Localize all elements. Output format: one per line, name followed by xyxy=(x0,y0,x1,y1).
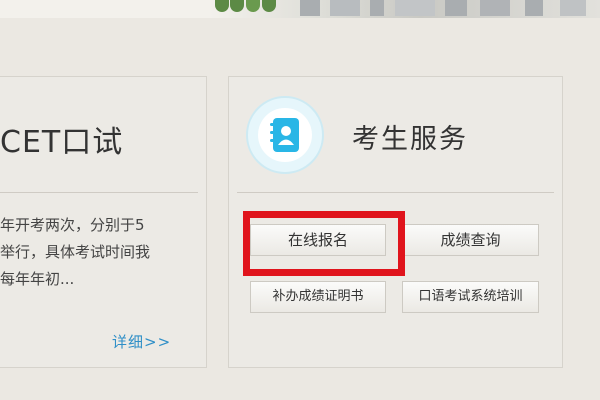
cet-oral-title: CET口试 xyxy=(0,125,124,160)
detail-link[interactable]: 详细>> xyxy=(112,331,171,352)
description-line: 举行，具体考试时间我 xyxy=(0,243,151,261)
cet-oral-description: 年开考两次，分别于5 举行，具体考试时间我 每年年初... xyxy=(0,212,205,293)
oral-exam-training-button[interactable]: 口语考试系统培训 xyxy=(402,281,539,313)
address-book-icon xyxy=(246,96,324,174)
description-line: 每年年初... xyxy=(0,270,75,288)
reissue-certificate-button[interactable]: 补办成绩证明书 xyxy=(250,281,386,313)
score-query-button[interactable]: 成绩查询 xyxy=(402,224,539,256)
left-panel-divider xyxy=(0,192,198,193)
right-panel-divider xyxy=(237,192,554,193)
description-line: 年开考两次，分别于5 xyxy=(0,216,145,234)
top-banner-image xyxy=(0,0,600,18)
candidate-services-title: 考生服务 xyxy=(352,124,468,155)
online-registration-button[interactable]: 在线报名 xyxy=(250,224,386,256)
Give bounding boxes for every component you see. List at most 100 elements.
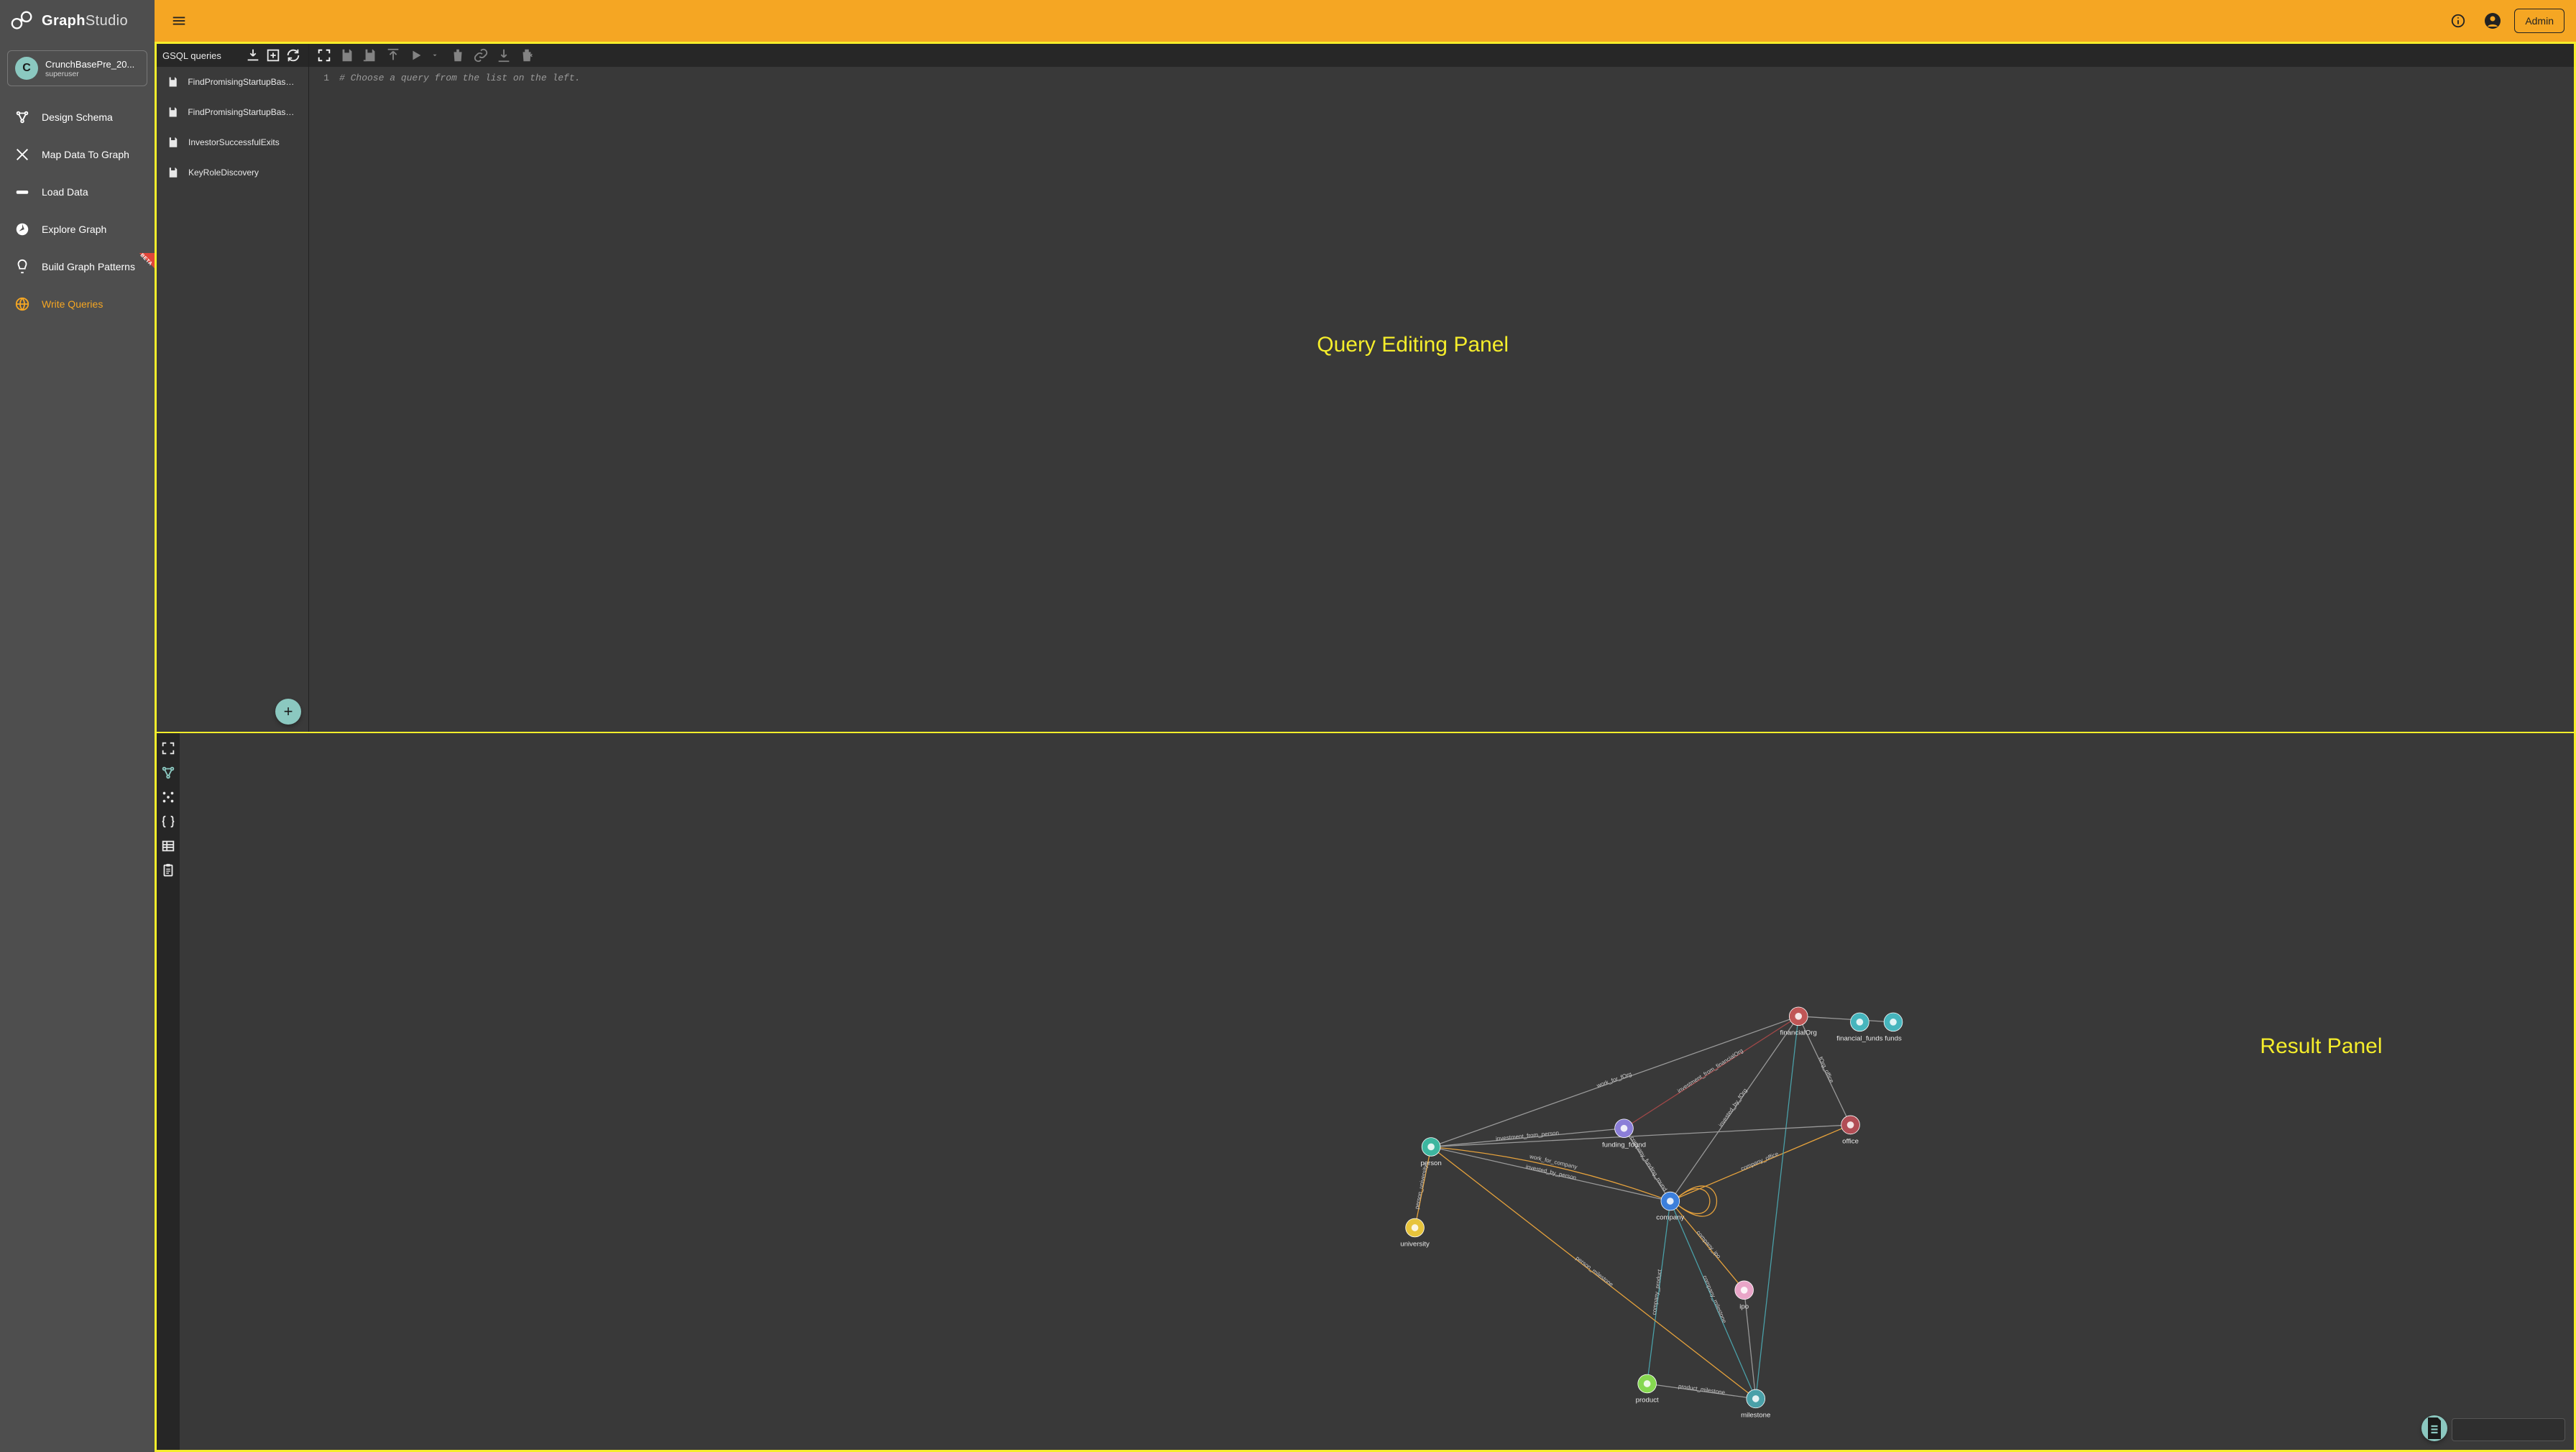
publish-button[interactable] xyxy=(385,47,401,63)
result-panel: person_universityinvestment_from_personi… xyxy=(155,732,2576,1452)
clear-button[interactable] xyxy=(519,47,535,63)
edge-label: company_ipo xyxy=(1695,1229,1722,1260)
graph-node[interactable]: funds xyxy=(1884,1013,1903,1043)
saved-query-icon xyxy=(167,106,179,119)
endpoint-button[interactable] xyxy=(473,47,489,63)
account-icon xyxy=(2484,12,2501,29)
graph-node[interactable]: university xyxy=(1400,1219,1430,1249)
query-list-item[interactable]: InvestorSuccessfulExits xyxy=(157,127,308,157)
play-icon xyxy=(408,47,424,63)
graph-canvas[interactable]: person_universityinvestment_from_personi… xyxy=(180,733,2574,1450)
add-query-button[interactable]: + xyxy=(275,699,301,725)
menu-toggle-button[interactable] xyxy=(166,8,192,34)
save-button[interactable] xyxy=(339,47,355,63)
account-button[interactable] xyxy=(2480,8,2506,34)
info-button[interactable] xyxy=(2445,8,2471,34)
app-logo: GraphStudio xyxy=(0,0,155,42)
edge-label: company_product xyxy=(1651,1269,1663,1315)
nav-map-data[interactable]: Map Data To Graph xyxy=(0,137,155,173)
result-search[interactable] xyxy=(2452,1418,2565,1441)
nav-label: Design Schema xyxy=(42,111,113,123)
export-result-button[interactable] xyxy=(2421,1415,2447,1441)
project-role: superuser xyxy=(45,70,134,78)
query-list-title: GSQL queries xyxy=(162,50,241,61)
download-icon xyxy=(496,47,512,63)
run-button[interactable] xyxy=(408,47,424,63)
query-list-item[interactable]: KeyRoleDiscovery xyxy=(157,157,308,188)
graph-node[interactable]: person xyxy=(1420,1138,1441,1168)
code-editor[interactable]: 1 # Choose a query from the list on the … xyxy=(309,67,2574,732)
expand-result-button[interactable] xyxy=(160,740,176,756)
edge-label: product_milestone xyxy=(1678,1383,1726,1396)
download-query-button[interactable] xyxy=(496,47,512,63)
topbar: Admin xyxy=(155,0,2576,42)
project-selector[interactable]: C CrunchBasePre_20... superuser xyxy=(7,50,147,86)
graph-node[interactable]: financialOrg xyxy=(1780,1007,1817,1037)
nav-design-schema[interactable]: Design Schema xyxy=(0,99,155,135)
nav-label: Map Data To Graph xyxy=(42,149,129,160)
chevron-down-icon xyxy=(431,52,438,59)
nav-explore-graph[interactable]: Explore Graph xyxy=(0,211,155,247)
nav-build-patterns[interactable]: Build Graph Patterns BETA xyxy=(0,249,155,285)
fullscreen-icon xyxy=(160,740,176,756)
graph-node[interactable]: financial_funds xyxy=(1836,1013,1882,1043)
graph-node[interactable]: product xyxy=(1636,1375,1659,1405)
graph-node[interactable]: milestone xyxy=(1741,1389,1770,1420)
query-name: FindPromisingStartupBased... xyxy=(188,77,298,87)
query-list-item[interactable]: FindPromisingStartupBased... xyxy=(157,67,308,97)
graph-view-button[interactable] xyxy=(160,765,176,781)
document-icon xyxy=(2421,1415,2447,1441)
node-label: company xyxy=(1656,1214,1684,1222)
search-input[interactable] xyxy=(2464,1424,2574,1435)
node-label: university xyxy=(1400,1241,1430,1249)
expand-editor-button[interactable] xyxy=(316,47,332,63)
graph-node[interactable]: funding_found xyxy=(1602,1119,1646,1149)
node-label: funding_found xyxy=(1602,1141,1646,1149)
query-list-item[interactable]: FindPromisingStartupBased... xyxy=(157,97,308,127)
json-view-button[interactable] xyxy=(160,814,176,830)
admin-button[interactable]: Admin xyxy=(2514,9,2564,33)
run-options-button[interactable] xyxy=(427,47,443,63)
nav-write-queries[interactable]: Write Queries xyxy=(0,286,155,322)
main-nav: Design Schema Map Data To Graph Load Dat… xyxy=(0,99,155,322)
download-queries-button[interactable] xyxy=(245,47,261,63)
graph-edge[interactable] xyxy=(1676,1189,1710,1214)
edge-label: person_university xyxy=(1414,1164,1429,1210)
save-as-button[interactable] xyxy=(362,47,378,63)
project-name: CrunchBasePre_20... xyxy=(45,59,134,70)
save-icon xyxy=(339,47,355,63)
nav-label: Build Graph Patterns xyxy=(42,261,135,272)
graph-edge[interactable] xyxy=(1798,1016,1893,1022)
graph-node[interactable]: office xyxy=(1841,1116,1860,1146)
map-data-icon xyxy=(14,147,30,162)
graph-node[interactable]: ipo xyxy=(1735,1281,1754,1311)
nav-label: Load Data xyxy=(42,186,88,198)
layout-button[interactable] xyxy=(160,789,176,805)
edge-label: investment_from_financialOrg xyxy=(1676,1047,1744,1094)
node-label: funds xyxy=(1885,1035,1902,1043)
delete-button[interactable] xyxy=(450,47,466,63)
nav-load-data[interactable]: Load Data xyxy=(0,174,155,210)
node-label: ipo xyxy=(1739,1303,1749,1311)
refresh-queries-button[interactable] xyxy=(285,47,301,63)
project-avatar: C xyxy=(15,57,38,80)
log-view-button[interactable] xyxy=(160,863,176,878)
query-name: InvestorSuccessfulExits xyxy=(188,137,280,147)
install-queries-button[interactable] xyxy=(265,47,281,63)
upload-icon xyxy=(385,47,401,63)
logo-icon xyxy=(10,9,34,33)
info-icon xyxy=(2450,13,2466,29)
logo-text-strong: Graph xyxy=(42,13,86,29)
braces-icon xyxy=(160,814,176,830)
clipboard-icon xyxy=(160,863,176,878)
edge-label: work_for_fOrg xyxy=(1595,1071,1632,1090)
trash-icon xyxy=(450,47,466,63)
nav-label: Explore Graph xyxy=(42,224,106,235)
refresh-icon xyxy=(285,47,301,63)
edge-label: person_milestone xyxy=(1575,1255,1615,1288)
graph-edge[interactable] xyxy=(1756,1016,1798,1399)
node-label: product xyxy=(1636,1397,1659,1405)
layout-icon xyxy=(160,789,176,805)
table-view-button[interactable] xyxy=(160,838,176,854)
saved-query-icon xyxy=(167,166,180,179)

■ **EXERCISE**: Convert all of the material above into a numbered list, leaving out blank lines and the pictures.

■ **SOLUTION FOR THIS PROBLEM**:
1. Localize all elements. Output format: one per line, name followed by xyxy=(x0,y0,x1,y1).
2. cet-oral-title: CET口试 xyxy=(0,125,124,160)
3. detail-link[interactable]: 详细>> xyxy=(112,331,171,352)
4. description-line: 举行，具体考试时间我 xyxy=(0,243,151,261)
5. cet-oral-description: 年开考两次，分别于5 举行，具体考试时间我 每年年初... xyxy=(0,212,205,293)
6. oral-exam-training-button[interactable]: 口语考试系统培训 xyxy=(402,281,539,313)
7. address-book-icon xyxy=(246,96,324,174)
8. description-line: 每年年初... xyxy=(0,270,75,288)
9. reissue-certificate-button[interactable]: 补办成绩证明书 xyxy=(250,281,386,313)
10. score-query-button[interactable]: 成绩查询 xyxy=(402,224,539,256)
11. left-panel-divider xyxy=(0,192,198,193)
12. right-panel-divider xyxy=(237,192,554,193)
13. description-line: 年开考两次，分别于5 xyxy=(0,216,145,234)
14. top-banner-image xyxy=(0,0,600,18)
15. candidate-services-title: 考生服务 xyxy=(352,124,468,155)
16. online-registration-button[interactable]: 在线报名 xyxy=(250,224,386,256)
17. Give bounding boxes for every component you see. List at most 100 elements.
18. publish-button[interactable] xyxy=(385,47,401,63)
19. result-panel: person_universityinvestment_from_personi… xyxy=(155,732,2576,1452)
20. clear-button[interactable] xyxy=(519,47,535,63)
21. edge-label: company_ipo xyxy=(1695,1229,1722,1260)
22. graph-node[interactable]: funds xyxy=(1884,1013,1903,1043)
23. saved-query-icon xyxy=(167,106,179,119)
24. endpoint-button[interactable] xyxy=(473,47,489,63)
25. account-icon xyxy=(2484,12,2501,29)
26. graph-node[interactable]: university xyxy=(1400,1219,1430,1249)
27. query-list-item[interactable]: InvestorSuccessfulExits xyxy=(157,127,308,157)
28. play-icon xyxy=(408,47,424,63)
29. graph-canvas[interactable]: person_universityinvestment_from_personi… xyxy=(180,733,2574,1450)
30. add-query-button[interactable]: + xyxy=(275,699,301,725)
31. menu-toggle-button[interactable] xyxy=(166,8,192,34)
32. save-button[interactable] xyxy=(339,47,355,63)
33. account-button[interactable] xyxy=(2480,8,2506,34)
34. info-button[interactable] xyxy=(2445,8,2471,34)
35. app-logo: GraphStudio xyxy=(0,0,155,42)
36. edge-label: company_product xyxy=(1651,1269,1663,1315)
37. nav-map-data[interactable]: Map Data To Graph xyxy=(0,137,155,173)
38. result-search[interactable] xyxy=(2452,1418,2565,1441)
39. nav-label: Design Schema xyxy=(42,111,113,123)
40. export-result-button[interactable] xyxy=(2421,1415,2447,1441)
41. project-role: superuser xyxy=(45,70,134,78)
42. query-list-title: GSQL queries xyxy=(162,50,241,61)
43. download-icon xyxy=(496,47,512,63)
44. run-button[interactable] xyxy=(408,47,424,63)
45. query-list-item[interactable]: KeyRoleDiscovery xyxy=(157,157,308,188)
46. graph-node[interactable]: person xyxy=(1420,1138,1441,1168)
47. code-editor[interactable]: 1 # Choose a query from the list on the … xyxy=(309,67,2574,732)
48. expand-result-button[interactable] xyxy=(160,740,176,756)
49. edge-label: product_milestone xyxy=(1678,1383,1726,1396)
50. download-query-button[interactable] xyxy=(496,47,512,63)
51. topbar: Admin xyxy=(155,0,2576,42)
52. project-selector[interactable]: C CrunchBasePre_20... superuser xyxy=(7,50,147,86)
53. graph-node[interactable]: financialOrg xyxy=(1780,1007,1817,1037)
54. nav-design-schema[interactable]: Design Schema xyxy=(0,99,155,135)
55. nav-label: Map Data To Graph xyxy=(42,149,129,160)
56. chevron-down-icon xyxy=(431,52,438,59)
57. nav-explore-graph[interactable]: Explore Graph xyxy=(0,211,155,247)
58. nav-build-patterns[interactable]: Build Graph Patterns BETA xyxy=(0,249,155,285)
59. fullscreen-icon xyxy=(160,740,176,756)
60. graph-node[interactable]: financial_funds xyxy=(1836,1013,1882,1043)
61. graph-node[interactable]: product xyxy=(1636,1375,1659,1405)
62. graph-node[interactable]: milestone xyxy=(1741,1389,1770,1420)
63. query-name: FindPromisingStartupBased... xyxy=(188,77,298,87)
64. query-list-item[interactable]: FindPromisingStartupBased... xyxy=(157,67,308,97)
65. graph-view-button[interactable] xyxy=(160,765,176,781)
66. document-icon xyxy=(2421,1415,2447,1441)
67. node-label: company xyxy=(1656,1214,1684,1222)
68. search-input[interactable] xyxy=(2464,1424,2574,1435)
69. node-label: university xyxy=(1400,1241,1430,1249)
70. expand-editor-button[interactable] xyxy=(316,47,332,63)
71. graph-node[interactable]: funding_found xyxy=(1602,1119,1646,1149)
72. node-label: funding_found xyxy=(1602,1141,1646,1149)
73. query-list-item[interactable]: FindPromisingStartupBased... xyxy=(157,97,308,127)
74. json-view-button[interactable] xyxy=(160,814,176,830)
75. admin-button[interactable]: Admin xyxy=(2514,9,2564,33)
76. run-options-button[interactable] xyxy=(427,47,443,63)
77. nav-write-queries[interactable]: Write Queries xyxy=(0,286,155,322)
78. main-nav: Design Schema Map Data To Graph Load Dat… xyxy=(0,99,155,322)
79. download-queries-button[interactable] xyxy=(245,47,261,63)
80. graph-edge[interactable] xyxy=(1676,1189,1710,1214)
81. edge-label: person_university xyxy=(1414,1164,1429,1210)
82. save-as-button[interactable] xyxy=(362,47,378,63)
83. project-name: CrunchBasePre_20... xyxy=(45,59,134,70)
84. save-icon xyxy=(339,47,355,63)
85. nav-label: Build Graph Patterns xyxy=(42,261,135,272)
86. graph-edge[interactable] xyxy=(1798,1016,1893,1022)
87. graph-node[interactable]: office xyxy=(1841,1116,1860,1146)
88. map-data-icon xyxy=(14,147,30,162)
89. graph-node[interactable]: ipo xyxy=(1735,1281,1754,1311)
90. nav-label: Load Data xyxy=(42,186,88,198)
91. layout-button[interactable] xyxy=(160,789,176,805)
92. edge-label: investment_from_financialOrg xyxy=(1676,1047,1744,1094)
93. node-label: funds xyxy=(1885,1035,1902,1043)
94. delete-button[interactable] xyxy=(450,47,466,63)
95. nav-load-data[interactable]: Load Data xyxy=(0,174,155,210)
96. node-label: ipo xyxy=(1739,1303,1749,1311)
97. refresh-queries-button[interactable] xyxy=(285,47,301,63)
98. project-avatar: C xyxy=(15,57,38,80)
99. log-view-button[interactable] xyxy=(160,863,176,878)
100. query-name: InvestorSuccessfulExits xyxy=(188,137,280,147)
101. install-queries-button[interactable] xyxy=(265,47,281,63)
102. upload-icon xyxy=(385,47,401,63)
103. logo-icon xyxy=(10,9,34,33)
104. info-icon xyxy=(2450,13,2466,29)
105. logo-text-strong: Graph xyxy=(42,13,86,29)
106. braces-icon xyxy=(160,814,176,830)
107. clipboard-icon xyxy=(160,863,176,878)
108. edge-label: work_for_fOrg xyxy=(1595,1071,1632,1090)
109. trash-icon xyxy=(450,47,466,63)
110. nav-label: Explore Graph xyxy=(42,224,106,235)
111. refresh-icon xyxy=(285,47,301,63)
112. edge-label: person_milestone xyxy=(1575,1255,1615,1288)
113. graph-edge[interactable] xyxy=(1756,1016,1798,1399)
114. node-label: product xyxy=(1636,1397,1659,1405)
115. layout-icon xyxy=(160,789,176,805)
116. table-view-button[interactable] xyxy=(160,838,176,854)
117. saved-query-icon xyxy=(167,166,180,179)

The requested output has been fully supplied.